▶ TEKS BACAAN:

•••••

Kata-kata Paulus, “jika Kristus ada di dalam kamu,” menunjukkan iman berlaku bagi setiap orang Kristen sejati dimana melalui iman, Kristus tinggal di hatinya. Konsekuensi ganda Kristus tinggal dalam hati orang percaya: pertama adalah matinya kodrat kedagingan lama – “tubuh,” dosa yang mati. Kedua adalah hidup baru untuk kebenaran melalui kerja Roh Allah – Roh kehidupan karena kebenaran.

Petrus menunjukkan kebenaran yang sama dengan jelas. Berbicara mengenai tujuan kematian Kristus di kayu salib, ia berkata: “Ia sendiri telah memikul dosa kita di dalam tubuh-Nya di kayu salib, supaya kita, yang telah mati terhadap dosa, hidup untuk kebenaran. Oleh bilur-bilur-Nya kamu telah sembuh” (1 Petrus 2:24).

Petrus juga menunjukkan dua aspek yang saling melengkapi dari transformasi yang terjadi dalam orang percaya yang menerima penebusan dosa melalui kematian Kristus sebagai gantinya: kematian terhadap dosa dan hidup untuk kebenaran. Bahkan, Petrus menyatakan ini sebagai tujuan tertinggi kematian Kristus di kayu salib: “supaya kita, yang telah mati terhadap dosa, hidup untuk kebenaran.”

Mati terhadap dosa dan hidup untuk kebenaran jauh melewati pengampunan atas dosa-dosa masa lalu. Lebih dari itu, membawa orang percaya kedalam alam pengalaman spiritual yang berbeda sama sekali. Mayoritas orang Kristen dari hampir semua denominasi memiliki kepercayaan dosa-dosa masa lalu mereka bisa diampuni.

Ini kemungkinan alasan utama kenapa mereka menghadiri gereja – dengan tujuan untuk mengakui dan memperoleh pengampunan atas dosa-dosa yang mereka sudah lakukan.

•••••

▶ DATA YANG DISEDIAKAN:
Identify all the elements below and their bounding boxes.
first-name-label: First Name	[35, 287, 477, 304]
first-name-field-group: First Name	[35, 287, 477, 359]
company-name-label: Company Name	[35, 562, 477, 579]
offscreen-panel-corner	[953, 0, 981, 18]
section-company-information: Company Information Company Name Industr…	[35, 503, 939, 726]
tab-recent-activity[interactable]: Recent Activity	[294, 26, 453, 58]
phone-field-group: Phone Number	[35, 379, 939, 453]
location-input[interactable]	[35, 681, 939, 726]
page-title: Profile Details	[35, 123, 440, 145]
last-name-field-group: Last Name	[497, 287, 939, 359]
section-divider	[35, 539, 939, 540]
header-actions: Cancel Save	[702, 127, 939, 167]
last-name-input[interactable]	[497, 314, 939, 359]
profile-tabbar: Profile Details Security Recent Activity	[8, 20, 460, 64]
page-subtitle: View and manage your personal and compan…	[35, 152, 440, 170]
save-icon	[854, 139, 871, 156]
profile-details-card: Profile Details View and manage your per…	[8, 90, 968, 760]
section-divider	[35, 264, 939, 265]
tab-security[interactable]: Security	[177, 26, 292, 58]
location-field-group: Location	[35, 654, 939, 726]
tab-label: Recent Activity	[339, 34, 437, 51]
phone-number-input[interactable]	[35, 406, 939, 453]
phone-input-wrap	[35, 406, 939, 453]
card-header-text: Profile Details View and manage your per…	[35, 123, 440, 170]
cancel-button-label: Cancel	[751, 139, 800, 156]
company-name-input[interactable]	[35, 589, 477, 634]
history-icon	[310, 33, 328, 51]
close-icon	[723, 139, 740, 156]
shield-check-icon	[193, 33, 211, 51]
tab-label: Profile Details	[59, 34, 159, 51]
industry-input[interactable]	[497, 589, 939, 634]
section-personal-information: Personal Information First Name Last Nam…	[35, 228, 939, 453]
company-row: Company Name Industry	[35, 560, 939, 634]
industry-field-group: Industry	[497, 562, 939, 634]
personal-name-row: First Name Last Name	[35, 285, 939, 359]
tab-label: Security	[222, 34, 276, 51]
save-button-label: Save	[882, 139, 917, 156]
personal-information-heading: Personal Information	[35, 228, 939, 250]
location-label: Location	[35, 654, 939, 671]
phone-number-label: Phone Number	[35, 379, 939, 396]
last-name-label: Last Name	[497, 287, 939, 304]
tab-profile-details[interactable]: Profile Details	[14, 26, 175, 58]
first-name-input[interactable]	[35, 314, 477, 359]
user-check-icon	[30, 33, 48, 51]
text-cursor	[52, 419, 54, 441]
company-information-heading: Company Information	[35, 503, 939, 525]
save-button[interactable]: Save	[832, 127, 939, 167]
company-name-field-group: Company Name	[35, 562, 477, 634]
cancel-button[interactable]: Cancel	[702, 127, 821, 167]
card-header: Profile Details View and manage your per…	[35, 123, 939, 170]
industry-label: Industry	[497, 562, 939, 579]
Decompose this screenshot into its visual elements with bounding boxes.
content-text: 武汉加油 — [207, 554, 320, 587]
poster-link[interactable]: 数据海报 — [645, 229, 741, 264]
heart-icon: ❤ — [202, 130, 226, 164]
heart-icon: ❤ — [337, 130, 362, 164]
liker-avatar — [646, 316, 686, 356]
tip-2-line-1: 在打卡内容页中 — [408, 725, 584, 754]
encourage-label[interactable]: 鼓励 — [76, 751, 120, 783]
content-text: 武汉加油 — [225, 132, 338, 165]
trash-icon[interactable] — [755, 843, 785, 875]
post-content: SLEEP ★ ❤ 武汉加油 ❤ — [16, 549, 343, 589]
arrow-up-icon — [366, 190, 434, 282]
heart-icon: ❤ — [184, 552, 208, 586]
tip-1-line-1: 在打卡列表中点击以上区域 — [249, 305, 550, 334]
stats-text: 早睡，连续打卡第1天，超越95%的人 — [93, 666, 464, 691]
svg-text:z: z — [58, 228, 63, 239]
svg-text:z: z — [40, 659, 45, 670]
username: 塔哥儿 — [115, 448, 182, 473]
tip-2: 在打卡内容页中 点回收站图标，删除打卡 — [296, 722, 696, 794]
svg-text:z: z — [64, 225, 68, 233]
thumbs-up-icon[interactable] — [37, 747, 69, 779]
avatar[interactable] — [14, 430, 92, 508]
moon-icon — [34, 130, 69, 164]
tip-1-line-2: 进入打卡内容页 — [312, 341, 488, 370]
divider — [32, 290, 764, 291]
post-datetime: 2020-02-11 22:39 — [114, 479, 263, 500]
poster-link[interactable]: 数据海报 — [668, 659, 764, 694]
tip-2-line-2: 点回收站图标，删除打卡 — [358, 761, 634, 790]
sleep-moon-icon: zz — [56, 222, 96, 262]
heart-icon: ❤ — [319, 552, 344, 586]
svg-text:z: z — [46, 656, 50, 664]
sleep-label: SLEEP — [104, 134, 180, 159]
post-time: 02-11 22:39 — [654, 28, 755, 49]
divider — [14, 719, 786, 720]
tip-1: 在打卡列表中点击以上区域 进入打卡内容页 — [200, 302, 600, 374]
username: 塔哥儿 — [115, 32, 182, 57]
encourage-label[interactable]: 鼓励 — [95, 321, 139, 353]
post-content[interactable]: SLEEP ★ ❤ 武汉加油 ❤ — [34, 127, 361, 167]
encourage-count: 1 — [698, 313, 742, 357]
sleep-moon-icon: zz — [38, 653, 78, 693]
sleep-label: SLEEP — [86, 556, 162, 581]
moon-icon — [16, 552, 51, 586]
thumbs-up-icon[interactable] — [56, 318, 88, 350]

•••••

▶ DAFTAR TUGAS:
**a.** Jelaskan mengapa kata-kata Paulus “jika Kristus ada di dalam kamu” berlaku bagi setiap orang Kristen sejati menurut teks bacaan.
**b.** Menurut teks bacaan, apa yang dinyatakan Petrus sebagai tujuan tertinggi kematian Kristus di kayu salib?
**c.** Lanjutkan teks bacaan tentang mati terhadap dosa dan hidup untuk kebenaran, mulai setelah kalimat terakhirnya.

▶ JAWABAN:
**a.** Kata-kata itu berlaku bagi setiap orang Kristen sejati karena melalui iman Kristus tinggal di hati orang tersebut.

**b.** Tujuannya adalah “supaya kita, yang telah mati terhadap dosa, hidup untuk kebenaran.”

**c.**
Namun demikian, mereka tidak berpikir atau berharap mengalami transformasi kodrat didalam diri mereka. Akibatnya, setelah melakukan pengakuan dosa, mereka pulang dari gereja tanpa perubahan dan terus melakukan dosa yang sama yang mereka sudah akui. Pada waktu mereka kembali ke gereja, mereka kembali mengakui dosa-dosa yang sama lagi.

Ini agama buatan manusia dengan bentuk-bentuk Kekristenan diluar. Tidak ada kesamaan dengan keselamatan yang Allah tawarkan kepada orang percaya sejati melalui iman dalam penebusan kematian Kristus.

Tujuan inti Allah dalam penebusan kematian Kristus bukan hanya agar manusia bisa menerima pengampunan atas dosa-dosa masa lalunya, namun agar sekali sudah diampuni ia bisa masuk kedalam alam pengalaman spiritual baru. Dan selanjutnya ia harus mati terhadap dosa dan hidup untuk Allah dan untuk kebenaran; ia tidak lagi menjadi budak dosa; dosa tidak lagi menguasainya.

Ini dibuat mungkin karena Kristus, dalam penebusan-Nya, bukan hanya mengambil alih atas diri-Nya kesalahan tindakan-tindakan berdosa kita dan membayar penuh hukuman untuk semua tindakan- tindakan itu. Diatas dan lebih dari ini, Kristus membuat diri-Nya satu dengan kodrat berdosa, kejatuhan, korup kita, dan ketika Ia mati di kayu salib, menurut Kitab Suci, kodrat lama kita – “manusia lama kita,” “tubuh dosa” – mati dalam Dia dan bersama Dia.

Bagi orang percaya untuk masuk kedalam tujuan penuh penebusan Kristus ini, dua syarat harus dipenuhi. Dua syarat ini dinyatakan oleh Paulus, dalam urutan logis dalam Roma 6. “Karena kita tahu, bahwa manusia lama kita telah turut disalibkan, supaya tubuh dosa kita hilang kuasanya, agar jangan kita menghambakan diri lagi kepada dosa” (Roma 6:6).

Manusia lama kita disalibkan dengan Kristus adalah suatu peristiwa historis yang terjadi pada waktu yang ditentukan di masa lalu. “Demikianlah hendaknya kamu memandangnya: bahwa kamu telah mati bagi dosa, tetapi kamu hidup bagi Allah dalam Kristus Yesus” (Roma 6:11).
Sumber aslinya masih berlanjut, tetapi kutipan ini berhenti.